**INFORMATION GIVEN:**
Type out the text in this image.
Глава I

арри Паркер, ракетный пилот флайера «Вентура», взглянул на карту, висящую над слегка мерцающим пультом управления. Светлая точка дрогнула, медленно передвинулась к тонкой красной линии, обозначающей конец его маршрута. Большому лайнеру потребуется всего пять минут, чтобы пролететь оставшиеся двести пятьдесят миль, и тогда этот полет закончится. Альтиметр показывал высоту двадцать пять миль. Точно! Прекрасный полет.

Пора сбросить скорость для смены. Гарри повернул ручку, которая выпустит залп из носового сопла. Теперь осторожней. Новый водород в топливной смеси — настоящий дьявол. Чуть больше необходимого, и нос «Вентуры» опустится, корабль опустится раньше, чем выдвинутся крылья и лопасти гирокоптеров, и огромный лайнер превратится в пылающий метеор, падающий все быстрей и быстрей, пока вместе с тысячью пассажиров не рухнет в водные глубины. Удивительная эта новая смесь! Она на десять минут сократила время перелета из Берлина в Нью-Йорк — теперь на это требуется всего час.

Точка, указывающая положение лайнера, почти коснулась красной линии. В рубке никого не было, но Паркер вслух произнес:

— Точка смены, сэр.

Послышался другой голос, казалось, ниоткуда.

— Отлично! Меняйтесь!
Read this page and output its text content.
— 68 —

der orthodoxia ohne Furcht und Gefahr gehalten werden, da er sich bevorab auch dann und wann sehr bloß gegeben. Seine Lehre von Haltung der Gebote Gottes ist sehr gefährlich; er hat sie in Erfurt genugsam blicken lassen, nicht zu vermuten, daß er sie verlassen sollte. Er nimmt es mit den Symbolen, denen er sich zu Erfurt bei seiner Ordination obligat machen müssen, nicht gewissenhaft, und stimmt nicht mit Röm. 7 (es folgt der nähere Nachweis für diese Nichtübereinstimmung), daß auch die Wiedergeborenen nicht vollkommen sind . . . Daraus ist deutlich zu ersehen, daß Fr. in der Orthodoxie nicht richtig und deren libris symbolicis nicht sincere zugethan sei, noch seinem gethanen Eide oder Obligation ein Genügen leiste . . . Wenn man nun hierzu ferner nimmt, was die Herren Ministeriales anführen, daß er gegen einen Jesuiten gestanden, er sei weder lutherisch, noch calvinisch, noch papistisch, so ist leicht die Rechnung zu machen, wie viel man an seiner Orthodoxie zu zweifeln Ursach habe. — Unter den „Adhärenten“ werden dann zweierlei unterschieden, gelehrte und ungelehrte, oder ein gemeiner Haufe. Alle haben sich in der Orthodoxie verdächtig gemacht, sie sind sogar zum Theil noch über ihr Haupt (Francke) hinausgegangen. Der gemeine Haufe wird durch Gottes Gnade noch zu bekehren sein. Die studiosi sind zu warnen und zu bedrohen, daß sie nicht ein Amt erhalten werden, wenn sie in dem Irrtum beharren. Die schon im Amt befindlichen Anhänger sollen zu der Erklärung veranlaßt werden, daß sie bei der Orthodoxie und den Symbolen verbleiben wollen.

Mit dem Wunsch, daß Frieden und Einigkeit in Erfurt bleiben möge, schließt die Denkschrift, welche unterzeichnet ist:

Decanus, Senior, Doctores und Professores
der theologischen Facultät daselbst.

**TASK:** Output all of the material, please, exactly as it stands.

**TASK OUTPUT:**
Type out the text in this image.
Глава I

арри Паркер, ракетный пилот флайера «Вентура», взглянул на карту, висящую над слегка мерцающим пультом управления. Светлая точка дрогнула, медленно передвинулась к тонкой красной линии, обозначающей конец его маршрута. Большому лайнеру потребуется всего пять минут, чтобы пролететь оставшиеся двести пятьдесят миль, и тогда этот полет закончится. Альтиметр показывал высоту двадцать пять миль. Точно! Прекрасный полет.

Пора сбросить скорость для смены. Гарри повернул ручку, которая выпустит залп из носового сопла. Теперь осторожней. Новый водород в топливной смеси — настоящий дьявол. Чуть больше необходимого, и нос «Вентуры» опустится, корабль опустится раньше, чем выдвинутся крылья и лопасти гирокоптеров, и огромный лайнер превратится в пылающий метеор, падающий все быстрей и быстрей, пока вместе с тысячью пассажиров не рухнет в водные глубины. Удивительная эта новая смесь! Она на десять минут сократила время перелета из Берлина в Нью-Йорк — теперь на это требуется всего час.

Точка, указывающая положение лайнера, почти коснулась красной линии. В рубке никого не было, но Паркер вслух произнес:

— Точка смены, сэр.

Послышался другой голос, казалось, ниоткуда.

— Отлично! Меняйтесь!
Read this page and output its text content.
— 68 —

der orthodoxia ohne Furcht und Gefahr gehalten werden, da er sich bevorab auch dann und wann sehr bloß gegeben. Seine Lehre von Haltung der Gebote Gottes ist sehr gefährlich; er hat sie in Erfurt genugsam blicken lassen, nicht zu vermuten, daß er sie verlassen sollte. Er nimmt es mit den Symbolen, denen er sich zu Erfurt bei seiner Ordination obligat machen müssen, nicht gewissenhaft, und stimmt nicht mit Röm. 7 (es folgt der nähere Nachweis für diese Nichtübereinstimmung), daß auch die Wiedergeborenen nicht vollkommen sind . . . Daraus ist deutlich zu ersehen, daß Fr. in der Orthodoxie nicht richtig und deren libris symbolicis nicht sincere zugethan sei, noch seinem gethanen Eide oder Obligation ein Genügen leiste . . . Wenn man nun hierzu ferner nimmt, was die Herren Ministeriales anführen, daß er gegen einen Jesuiten gestanden, er sei weder lutherisch, noch calvinisch, noch papistisch, so ist leicht die Rechnung zu machen, wie viel man an seiner Orthodoxie zu zweifeln Ursach habe. — Unter den „Adhärenten“ werden dann zweierlei unterschieden, gelehrte und ungelehrte, oder ein gemeiner Haufe. Alle haben sich in der Orthodoxie verdächtig gemacht, sie sind sogar zum Theil noch über ihr Haupt (Francke) hinausgegangen. Der gemeine Haufe wird durch Gottes Gnade noch zu bekehren sein. Die studiosi sind zu warnen und zu bedrohen, daß sie nicht ein Amt erhalten werden, wenn sie in dem Irrtum beharren. Die schon im Amt befindlichen Anhänger sollen zu der Erklärung veranlaßt werden, daß sie bei der Orthodoxie und den Symbolen verbleiben wollen.

Mit dem Wunsch, daß Frieden und Einigkeit in Erfurt bleiben möge, schließt die Denkschrift, welche unterzeichnet ist:

Decanus, Senior, Doctores und Professores
der theologischen Facultät daselbst.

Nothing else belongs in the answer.